Collected data entries
★ ★ ★ ★ ★

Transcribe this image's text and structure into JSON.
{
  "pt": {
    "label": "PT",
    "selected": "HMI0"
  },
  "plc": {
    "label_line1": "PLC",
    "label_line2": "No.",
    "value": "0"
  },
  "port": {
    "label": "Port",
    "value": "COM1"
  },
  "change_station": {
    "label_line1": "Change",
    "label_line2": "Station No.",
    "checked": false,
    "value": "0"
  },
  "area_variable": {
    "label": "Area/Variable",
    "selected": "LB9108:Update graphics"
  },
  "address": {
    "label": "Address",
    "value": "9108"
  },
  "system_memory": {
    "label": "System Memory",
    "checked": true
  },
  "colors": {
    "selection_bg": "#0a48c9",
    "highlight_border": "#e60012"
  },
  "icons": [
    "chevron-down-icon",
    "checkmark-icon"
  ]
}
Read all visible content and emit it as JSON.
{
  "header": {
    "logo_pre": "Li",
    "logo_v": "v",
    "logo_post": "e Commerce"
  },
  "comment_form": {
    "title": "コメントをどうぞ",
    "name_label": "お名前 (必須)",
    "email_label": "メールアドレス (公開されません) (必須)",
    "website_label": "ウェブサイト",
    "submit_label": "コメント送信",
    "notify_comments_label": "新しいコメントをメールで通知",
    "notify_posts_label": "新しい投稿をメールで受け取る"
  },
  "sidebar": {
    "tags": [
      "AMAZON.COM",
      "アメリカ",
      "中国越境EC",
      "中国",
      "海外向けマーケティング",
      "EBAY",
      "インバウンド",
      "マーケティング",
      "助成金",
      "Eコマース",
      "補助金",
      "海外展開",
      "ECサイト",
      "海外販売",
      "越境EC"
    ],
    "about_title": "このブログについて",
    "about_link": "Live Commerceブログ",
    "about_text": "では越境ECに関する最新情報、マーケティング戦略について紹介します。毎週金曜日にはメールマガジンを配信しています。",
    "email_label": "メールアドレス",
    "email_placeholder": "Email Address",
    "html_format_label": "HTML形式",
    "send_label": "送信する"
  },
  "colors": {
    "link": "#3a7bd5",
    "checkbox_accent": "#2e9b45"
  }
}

★ ★ ★ ★ ★

**YOUR GOAL**
Output the entries verbatim.

**SOLVED PROBLEM**
Transcribe this image's text and structure into JSON.
{
  "pt": {
    "label": "PT",
    "selected": "HMI0"
  },
  "plc": {
    "label_line1": "PLC",
    "label_line2": "No.",
    "value": "0"
  },
  "port": {
    "label": "Port",
    "value": "COM1"
  },
  "change_station": {
    "label_line1": "Change",
    "label_line2": "Station No.",
    "checked": false,
    "value": "0"
  },
  "area_variable": {
    "label": "Area/Variable",
    "selected": "LB9108:Update graphics"
  },
  "address": {
    "label": "Address",
    "value": "9108"
  },
  "system_memory": {
    "label": "System Memory",
    "checked": true
  },
  "colors": {
    "selection_bg": "#0a48c9",
    "highlight_border": "#e60012"
  },
  "icons": [
    "chevron-down-icon",
    "checkmark-icon"
  ]
}
Read all visible content and emit it as JSON.
{
  "header": {
    "logo_pre": "Li",
    "logo_v": "v",
    "logo_post": "e Commerce"
  },
  "comment_form": {
    "title": "コメントをどうぞ",
    "name_label": "お名前 (必須)",
    "email_label": "メールアドレス (公開されません) (必須)",
    "website_label": "ウェブサイト",
    "submit_label": "コメント送信",
    "notify_comments_label": "新しいコメントをメールで通知",
    "notify_posts_label": "新しい投稿をメールで受け取る"
  },
  "sidebar": {
    "tags": [
      "AMAZON.COM",
      "アメリカ",
      "中国越境EC",
      "中国",
      "海外向けマーケティング",
      "EBAY",
      "インバウンド",
      "マーケティング",
      "助成金",
      "Eコマース",
      "補助金",
      "海外展開",
      "ECサイト",
      "海外販売",
      "越境EC"
    ],
    "about_title": "このブログについて",
    "about_link": "Live Commerceブログ",
    "about_text": "では越境ECに関する最新情報、マーケティング戦略について紹介します。毎週金曜日にはメールマガジンを配信しています。",
    "email_label": "メールアドレス",
    "email_placeholder": "Email Address",
    "html_format_label": "HTML形式",
    "send_label": "送信する"
  },
  "colors": {
    "link": "#3a7bd5",
    "checkbox_accent": "#2e9b45"
  }
}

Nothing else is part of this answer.